INSTRUCTIONS FOR THE TASK:
Find the word "homeopathic" in the data. Return every line where it appears.

MATERIAL PROVIDED:

=-=-=

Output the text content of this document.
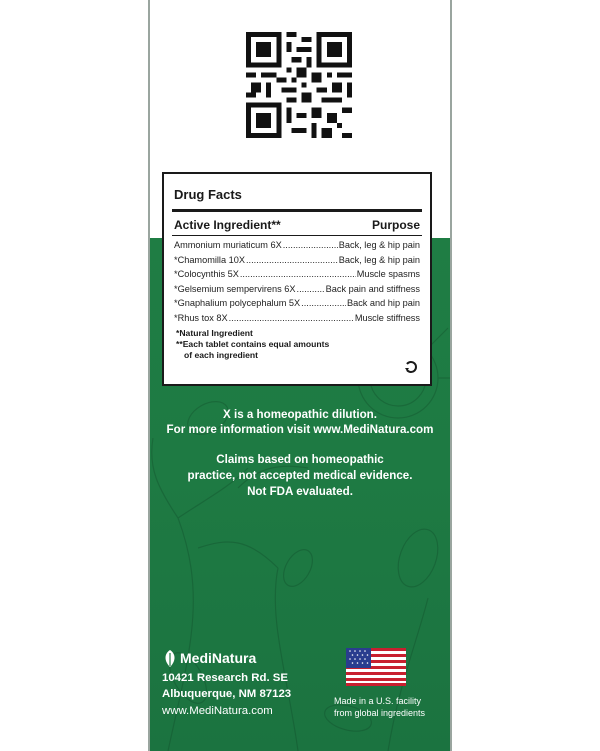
Drug Facts
Active Ingredient**	Purpose
Ammonium muriaticum 6X .....	Back, leg & hip pain
*Chamomilla 10X .....	Back, leg & hip pain
*Colocynthis 5X .....	Muscle spasms
*Gelsemium sempervirens 6X .....	Back pain and stiffness
*Gnaphalium polycephalum 5X .....	Back and hip pain
*Rhus tox 8X .....	Muscle stiffness
*Natural Ingredient
**Each tablet contains equal amounts
of each ingredient
X is a homeopathic dilution.
For more information visit www.MediNatura.com
Claims based on homeopathic
practice, not accepted medical evidence.
Not FDA evaluated.
MediNatura
10421 Research Rd. SE
Albuquerque, NM 87123
www.MediNatura.com
Made in a U.S. facility
from global ingredients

=-=-=

EXERCISE ANSWER:
X is a homeopathic dilution.
Claims based on homeopathic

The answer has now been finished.